Data records:
** Begin **

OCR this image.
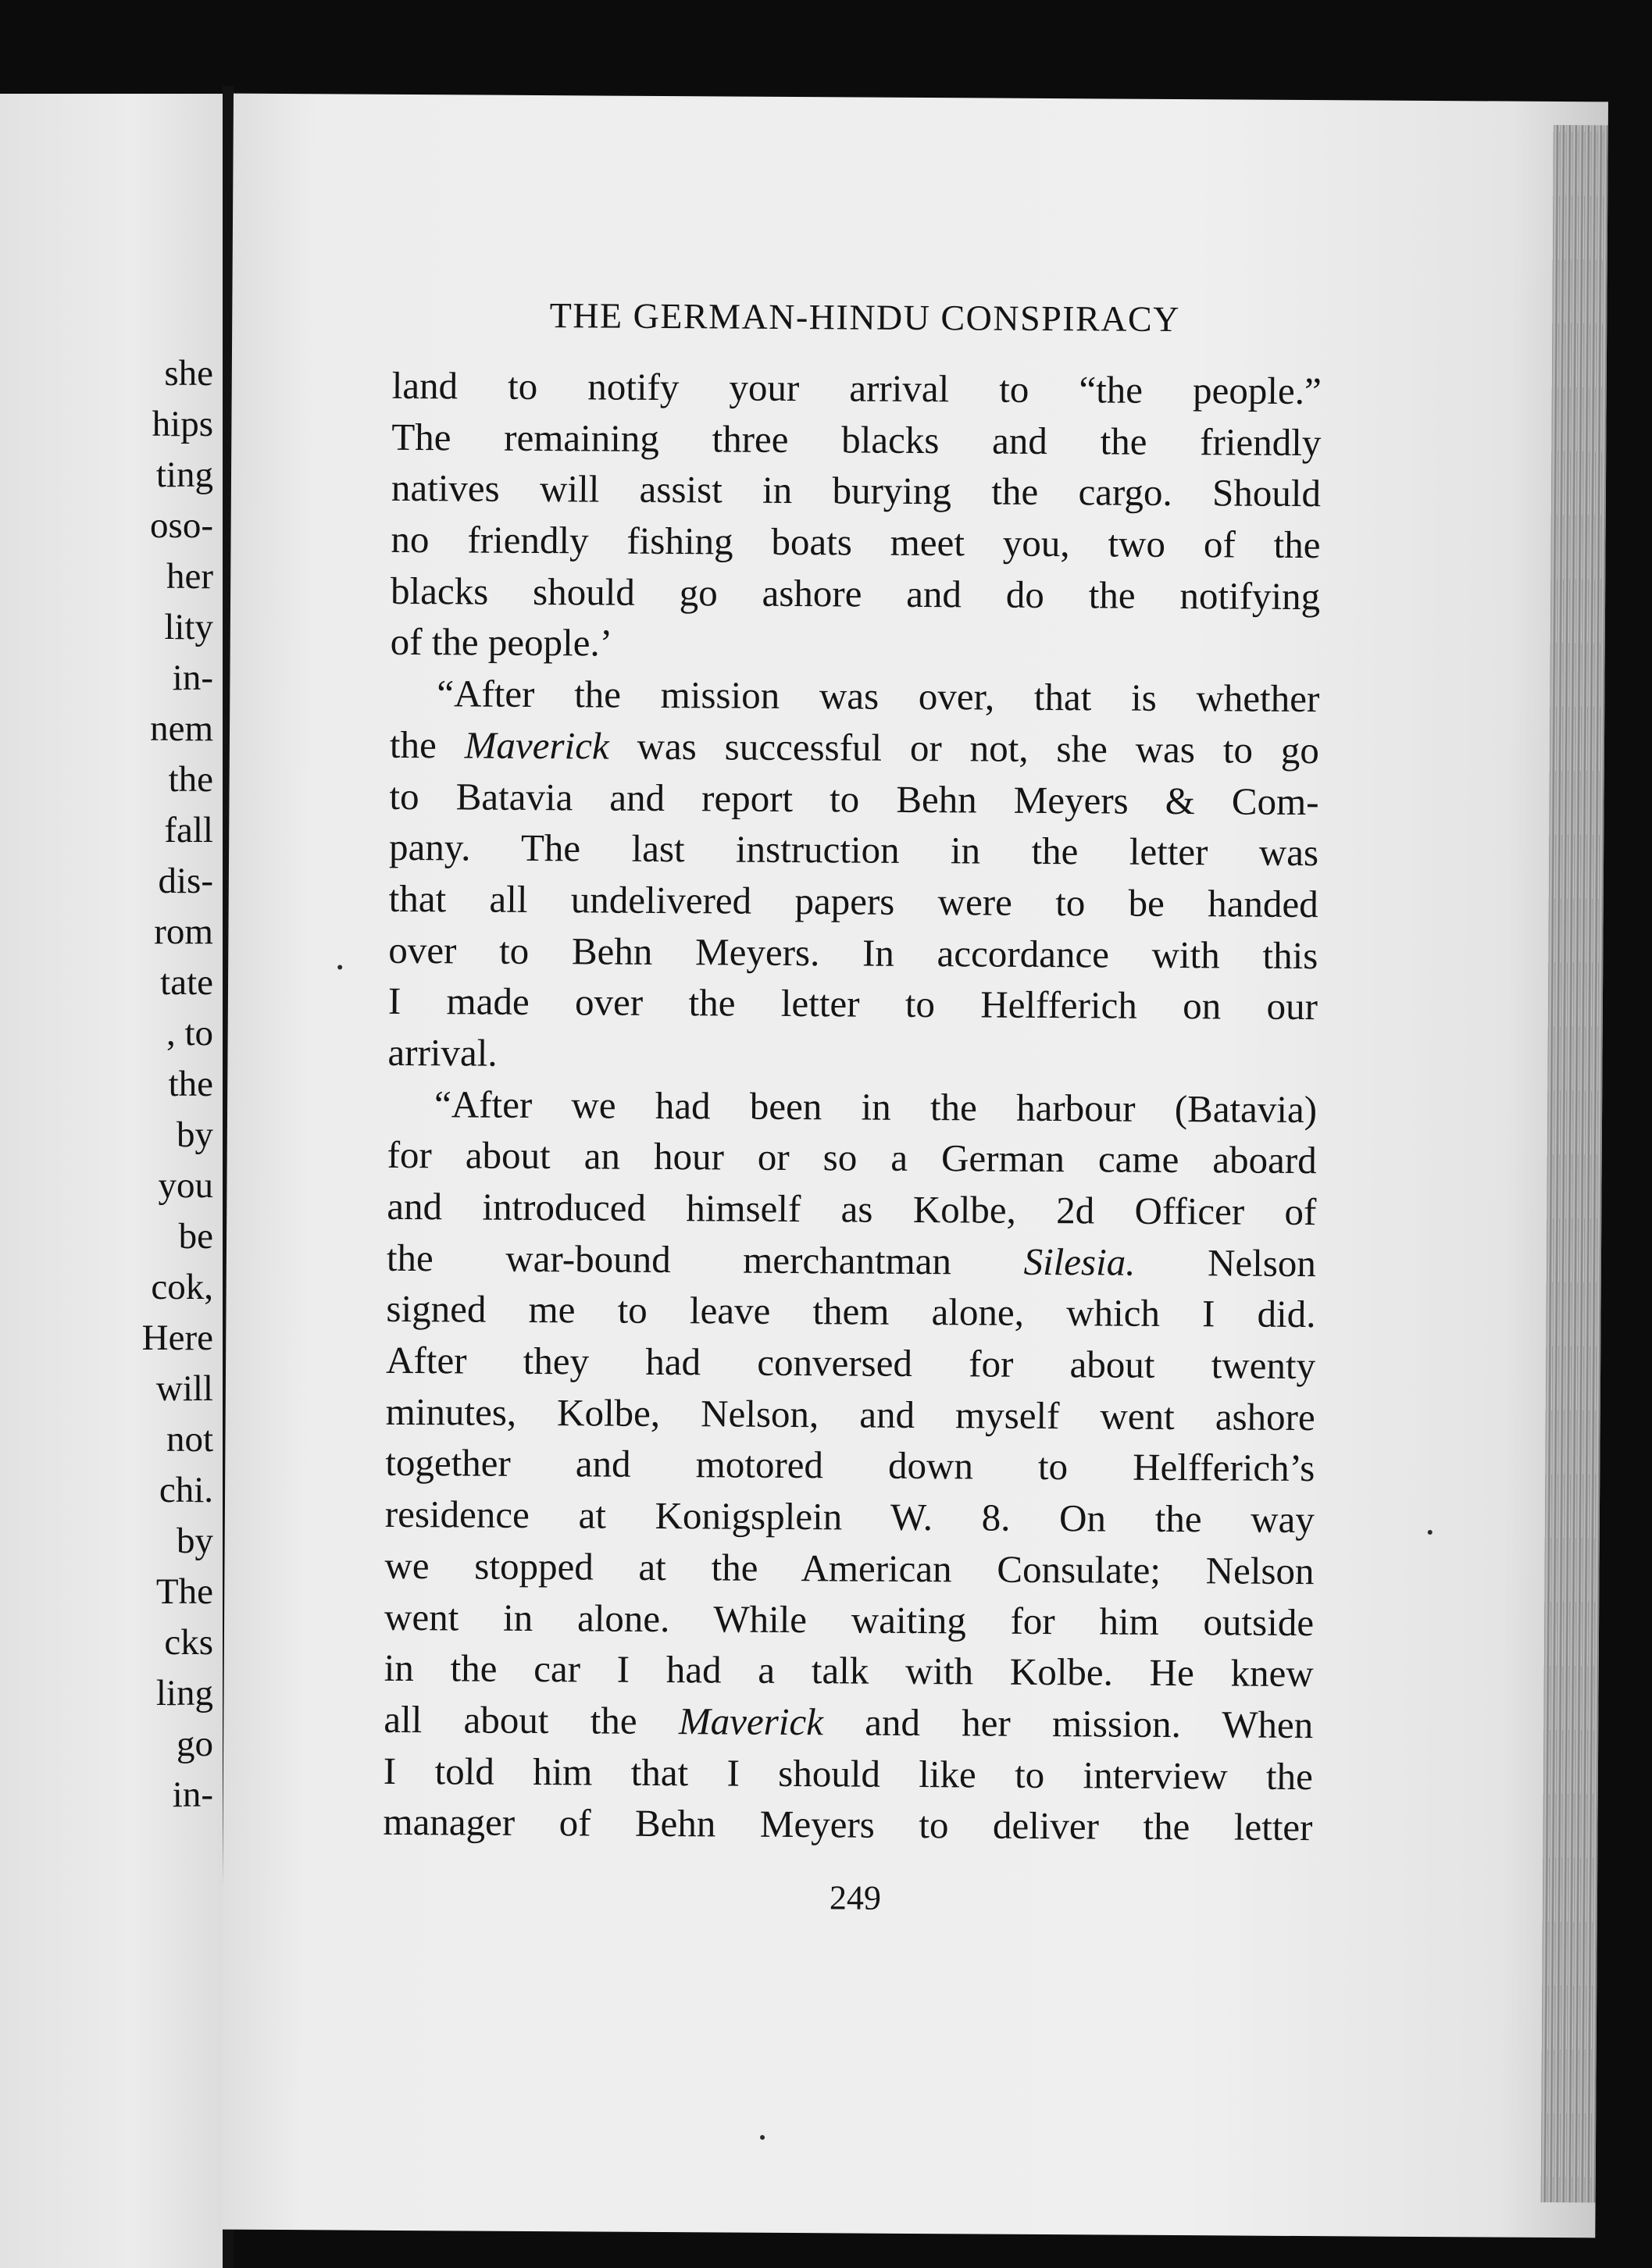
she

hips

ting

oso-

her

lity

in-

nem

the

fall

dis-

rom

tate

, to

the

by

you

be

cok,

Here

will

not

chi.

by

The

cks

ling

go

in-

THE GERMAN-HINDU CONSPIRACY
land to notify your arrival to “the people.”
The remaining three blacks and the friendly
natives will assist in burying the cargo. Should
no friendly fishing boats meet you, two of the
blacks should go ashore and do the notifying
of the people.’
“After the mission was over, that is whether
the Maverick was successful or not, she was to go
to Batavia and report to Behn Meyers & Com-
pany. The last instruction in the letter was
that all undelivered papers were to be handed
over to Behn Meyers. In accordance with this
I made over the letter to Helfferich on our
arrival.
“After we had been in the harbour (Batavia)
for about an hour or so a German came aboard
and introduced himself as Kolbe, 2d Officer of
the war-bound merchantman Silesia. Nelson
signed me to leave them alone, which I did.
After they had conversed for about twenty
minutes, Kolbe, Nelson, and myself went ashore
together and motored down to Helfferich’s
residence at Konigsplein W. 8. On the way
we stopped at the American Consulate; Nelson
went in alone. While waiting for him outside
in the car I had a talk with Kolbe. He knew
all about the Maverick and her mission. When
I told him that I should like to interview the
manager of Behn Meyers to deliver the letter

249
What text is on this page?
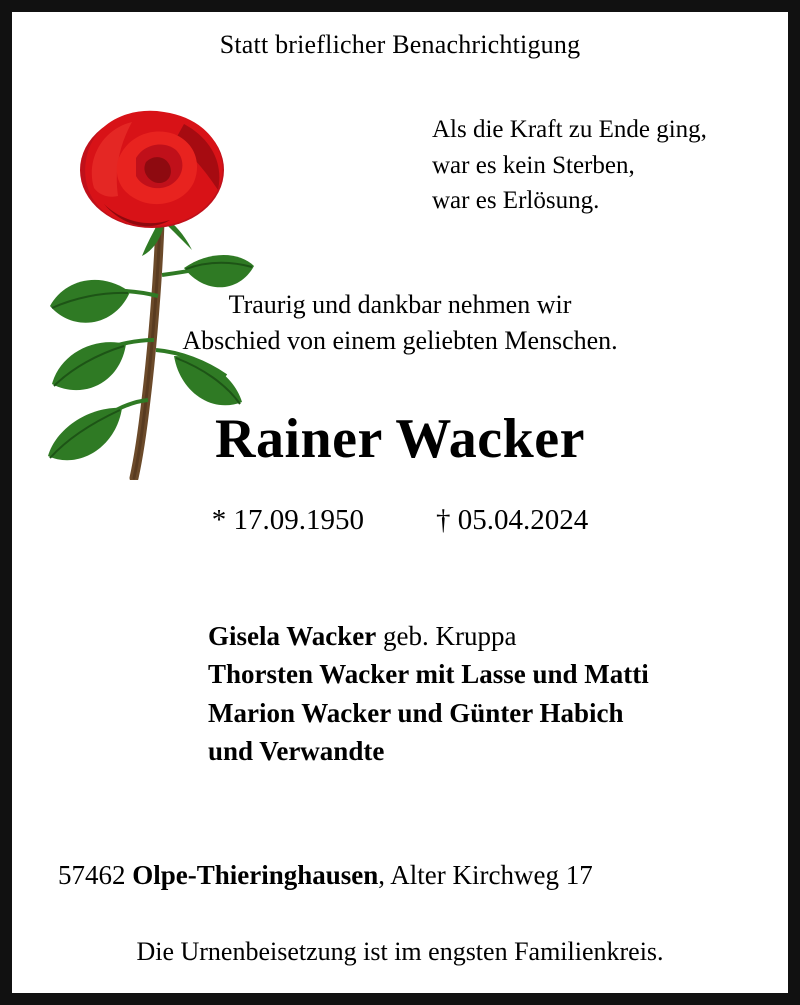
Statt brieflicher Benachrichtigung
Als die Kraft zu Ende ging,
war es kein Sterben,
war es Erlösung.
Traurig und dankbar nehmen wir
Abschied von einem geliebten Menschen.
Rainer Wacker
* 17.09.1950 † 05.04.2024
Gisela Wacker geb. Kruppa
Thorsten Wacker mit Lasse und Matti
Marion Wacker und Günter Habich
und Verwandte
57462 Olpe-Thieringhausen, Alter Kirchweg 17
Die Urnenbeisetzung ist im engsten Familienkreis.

** End **

→ The problem
Spot every line that holds "will" and copy it.

→ Task response
will
natives will assist in burying the cargo. Should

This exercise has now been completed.